## [SET TASK]
Write out every entry, unchanged. Skip any picture.

— START OF RECORDS PROVIDED —

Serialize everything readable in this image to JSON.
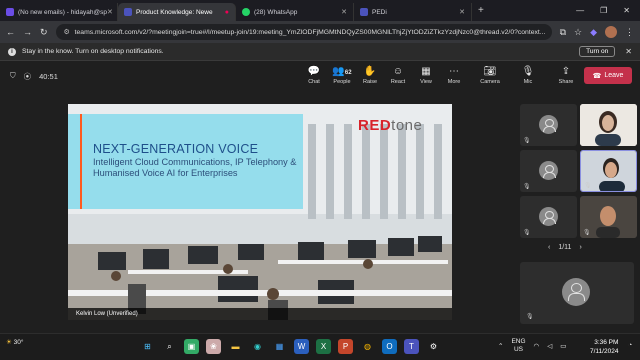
{
  "browser": {
    "tabs": [
      {
        "label": "(No new emails) - hidayah@sp",
        "color": "#6b4de6"
      },
      {
        "label": "Product Knowledge: Newe",
        "color": "#4b53bc"
      },
      {
        "label": "(28) WhatsApp",
        "color": "#25d366"
      },
      {
        "label": "PEDi",
        "color": "#4b53bc"
      }
    ],
    "url": "teams.microsoft.com/v2/?meetingjoin=true#/l/meetup-join/19:meeting_YmZlODFjMGMtNDQyZS00MGNlLThjZjYtODZiZTkzYzdjNzc0@thread.v2/0?context..."
  },
  "notification": {
    "text": "Stay in the know. Turn on desktop notifications.",
    "button": "Turn on"
  },
  "meeting": {
    "timer": "40:51",
    "controls": [
      {
        "label": "Chat",
        "icon": "chat-icon",
        "glyph": "💬"
      },
      {
        "label": "People",
        "icon": "people-icon",
        "glyph": "👥",
        "count": "62"
      },
      {
        "label": "Raise",
        "icon": "raise-hand-icon",
        "glyph": "✋"
      },
      {
        "label": "React",
        "icon": "react-icon",
        "glyph": "☺"
      },
      {
        "label": "View",
        "icon": "view-icon",
        "glyph": "▦"
      },
      {
        "label": "More",
        "icon": "more-icon",
        "glyph": "⋯"
      }
    ],
    "camera_label": "Camera",
    "mic_label": "Mic",
    "share_label": "Share",
    "leave_label": "Leave",
    "leave_color": "#c4314b"
  },
  "slide": {
    "headline": "NEXT-GENERATION VOICE",
    "subtitle": "Intelligent Cloud Communications, IP Telephony & Humanised Voice AI for Enterprises",
    "brand_red": "RED",
    "brand_gray": "tone",
    "presenter": "Kelvin Low (Unverified)"
  },
  "gallery": {
    "page_indicator": "1/11"
  },
  "taskbar": {
    "temperature": "30°",
    "lang_top": "ENG",
    "lang_bottom": "US",
    "time": "3:36 PM",
    "date": "7/11/2024"
  }
}
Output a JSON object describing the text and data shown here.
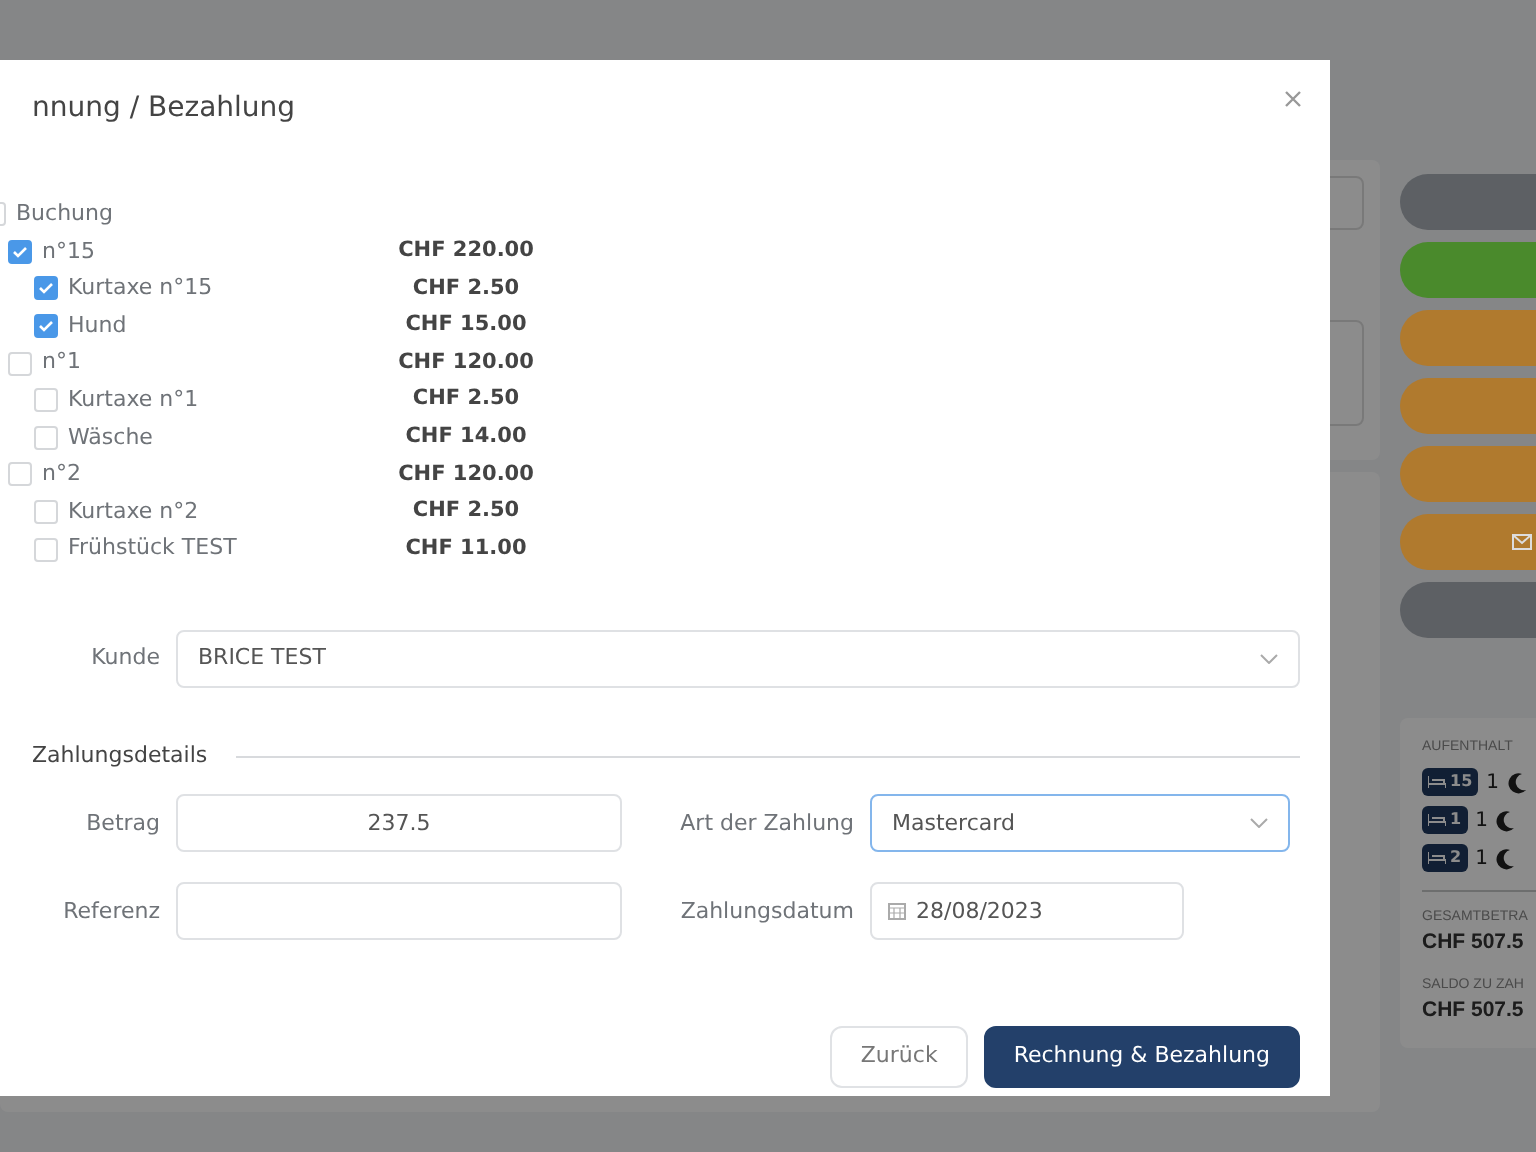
{
  "background": {
    "status_buttons": [
      {
        "color": "#5d6064",
        "kind": "plain"
      },
      {
        "color": "#4a8a2c",
        "kind": "plain"
      },
      {
        "color": "#b07a2e",
        "kind": "plain"
      },
      {
        "color": "#b07a2e",
        "kind": "plain"
      },
      {
        "color": "#b07a2e",
        "kind": "plain"
      },
      {
        "color": "#b07a2e",
        "kind": "mail"
      },
      {
        "color": "#5d6064",
        "kind": "plain"
      }
    ],
    "stay_summary": {
      "heading": "AUFENTHALT",
      "rooms": [
        {
          "room": "15",
          "nights": "1"
        },
        {
          "room": "1",
          "nights": "1"
        },
        {
          "room": "2",
          "nights": "1"
        }
      ],
      "total_label": "GESAMTBETRA",
      "total": "CHF 507.5",
      "balance_label": "SALDO ZU ZAH",
      "balance": "CHF 507.5"
    }
  },
  "dialog": {
    "title": "nnung / Bezahlung",
    "tree": {
      "label": "Buchung",
      "checked": false,
      "children": [
        {
          "label": "n°15",
          "amount": "CHF 220.00",
          "checked": true,
          "children": [
            {
              "label": "Kurtaxe n°15",
              "amount": "CHF 2.50",
              "checked": true
            },
            {
              "label": "Hund",
              "amount": "CHF 15.00",
              "checked": true
            }
          ]
        },
        {
          "label": "n°1",
          "amount": "CHF 120.00",
          "checked": false,
          "children": [
            {
              "label": "Kurtaxe n°1",
              "amount": "CHF 2.50",
              "checked": false
            },
            {
              "label": "Wäsche",
              "amount": "CHF 14.00",
              "checked": false
            }
          ]
        },
        {
          "label": "n°2",
          "amount": "CHF 120.00",
          "checked": false,
          "children": [
            {
              "label": "Kurtaxe n°2",
              "amount": "CHF 2.50",
              "checked": false
            },
            {
              "label": "Frühstück TEST",
              "amount": "CHF 11.00",
              "checked": false
            }
          ]
        }
      ]
    },
    "customer": {
      "label": "Kunde",
      "value": "BRICE TEST"
    },
    "section": "Zahlungsdetails",
    "fields": [
      {
        "kind": "text",
        "label": "Betrag",
        "value": "237.5",
        "focused": false
      },
      {
        "kind": "select",
        "label": "Art der Zahlung",
        "value": "Mastercard",
        "focused": true
      },
      {
        "kind": "text",
        "label": "Referenz",
        "focused": false
      },
      {
        "kind": "date",
        "label": "Zahlungsdatum",
        "value": "28/08/2023",
        "focused": false
      }
    ],
    "buttons": [
      {
        "label": "Zurück",
        "kind": "secondary"
      },
      {
        "label": "Rechnung & Bezahlung",
        "kind": "primary"
      }
    ]
  }
}
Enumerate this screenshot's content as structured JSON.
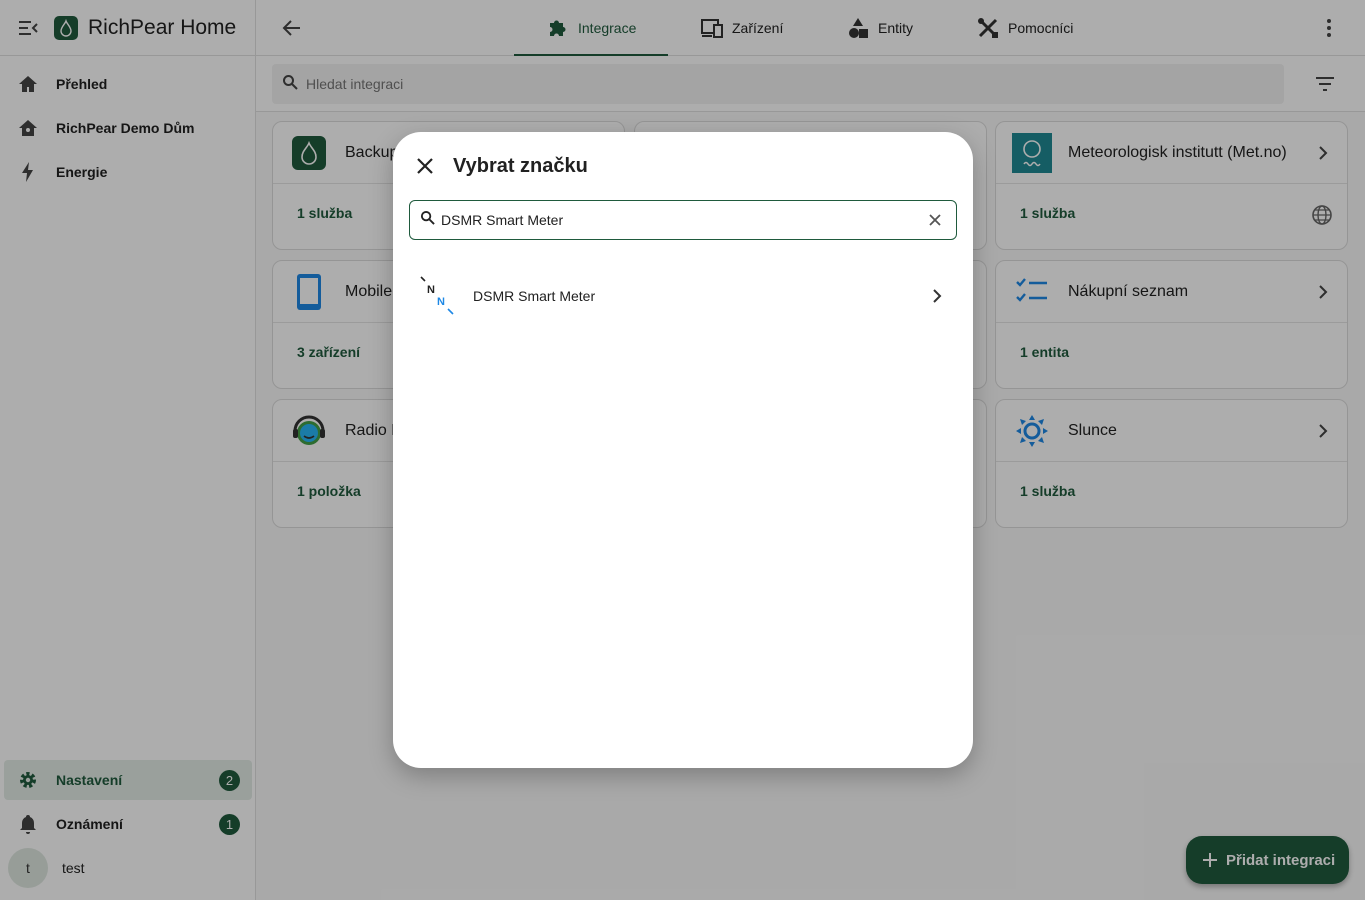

— END OF RECORDS PROVIDED —

## [FINAL RESULT]
Serialize everything readable in this image to JSON.
{
  "browser": {
    "tabs": [
      {
        "label": "(No new emails) - hidayah@sp",
        "color": "#6b4de6"
      },
      {
        "label": "Product Knowledge: Newe",
        "color": "#4b53bc"
      },
      {
        "label": "(28) WhatsApp",
        "color": "#25d366"
      },
      {
        "label": "PEDi",
        "color": "#4b53bc"
      }
    ],
    "url": "teams.microsoft.com/v2/?meetingjoin=true#/l/meetup-join/19:meeting_YmZlODFjMGMtNDQyZS00MGNlLThjZjYtODZiZTkzYzdjNzc0@thread.v2/0?context..."
  },
  "notification": {
    "text": "Stay in the know. Turn on desktop notifications.",
    "button": "Turn on"
  },
  "meeting": {
    "timer": "40:51",
    "controls": [
      {
        "label": "Chat",
        "icon": "chat-icon",
        "glyph": "💬"
      },
      {
        "label": "People",
        "icon": "people-icon",
        "glyph": "👥",
        "count": "62"
      },
      {
        "label": "Raise",
        "icon": "raise-hand-icon",
        "glyph": "✋"
      },
      {
        "label": "React",
        "icon": "react-icon",
        "glyph": "☺"
      },
      {
        "label": "View",
        "icon": "view-icon",
        "glyph": "▦"
      },
      {
        "label": "More",
        "icon": "more-icon",
        "glyph": "⋯"
      }
    ],
    "camera_label": "Camera",
    "mic_label": "Mic",
    "share_label": "Share",
    "leave_label": "Leave",
    "leave_color": "#c4314b"
  },
  "slide": {
    "headline": "NEXT-GENERATION VOICE",
    "subtitle": "Intelligent Cloud Communications, IP Telephony & Humanised Voice AI for Enterprises",
    "brand_red": "RED",
    "brand_gray": "tone",
    "presenter": "Kelvin Low (Unverified)"
  },
  "gallery": {
    "page_indicator": "1/11"
  },
  "taskbar": {
    "temperature": "30°",
    "lang_top": "ENG",
    "lang_bottom": "US",
    "time": "3:36 PM",
    "date": "7/11/2024"
  }
}
Output a JSON object describing the text and data shown here.
{
  "background": {
    "status_buttons": [
      {
        "color": "#5d6064",
        "kind": "plain"
      },
      {
        "color": "#4a8a2c",
        "kind": "plain"
      },
      {
        "color": "#b07a2e",
        "kind": "plain"
      },
      {
        "color": "#b07a2e",
        "kind": "plain"
      },
      {
        "color": "#b07a2e",
        "kind": "plain"
      },
      {
        "color": "#b07a2e",
        "kind": "mail"
      },
      {
        "color": "#5d6064",
        "kind": "plain"
      }
    ],
    "stay_summary": {
      "heading": "AUFENTHALT",
      "rooms": [
        {
          "room": "15",
          "nights": "1"
        },
        {
          "room": "1",
          "nights": "1"
        },
        {
          "room": "2",
          "nights": "1"
        }
      ],
      "total_label": "GESAMTBETRA",
      "total": "CHF 507.5",
      "balance_label": "SALDO ZU ZAH",
      "balance": "CHF 507.5"
    }
  },
  "dialog": {
    "title": "nnung / Bezahlung",
    "tree": {
      "label": "Buchung",
      "checked": false,
      "children": [
        {
          "label": "n°15",
          "amount": "CHF 220.00",
          "checked": true,
          "children": [
            {
              "label": "Kurtaxe n°15",
              "amount": "CHF 2.50",
              "checked": true
            },
            {
              "label": "Hund",
              "amount": "CHF 15.00",
              "checked": true
            }
          ]
        },
        {
          "label": "n°1",
          "amount": "CHF 120.00",
          "checked": false,
          "children": [
            {
              "label": "Kurtaxe n°1",
              "amount": "CHF 2.50",
              "checked": false
            },
            {
              "label": "Wäsche",
              "amount": "CHF 14.00",
              "checked": false
            }
          ]
        },
        {
          "label": "n°2",
          "amount": "CHF 120.00",
          "checked": false,
          "children": [
            {
              "label": "Kurtaxe n°2",
              "amount": "CHF 2.50",
              "checked": false
            },
            {
              "label": "Frühstück TEST",
              "amount": "CHF 11.00",
              "checked": false
            }
          ]
        }
      ]
    },
    "customer": {
      "label": "Kunde",
      "value": "BRICE TEST"
    },
    "section": "Zahlungsdetails",
    "fields": [
      {
        "kind": "text",
        "label": "Betrag",
        "value": "237.5",
        "focused": false
      },
      {
        "kind": "select",
        "label": "Art der Zahlung",
        "value": "Mastercard",
        "focused": true
      },
      {
        "kind": "text",
        "label": "Referenz",
        "focused": false
      },
      {
        "kind": "date",
        "label": "Zahlungsdatum",
        "value": "28/08/2023",
        "focused": false
      }
    ],
    "buttons": [
      {
        "label": "Zurück",
        "kind": "secondary"
      },
      {
        "label": "Rechnung & Bezahlung",
        "kind": "primary"
      }
    ]
  }
}
Enumerate this screenshot's content as structured JSON.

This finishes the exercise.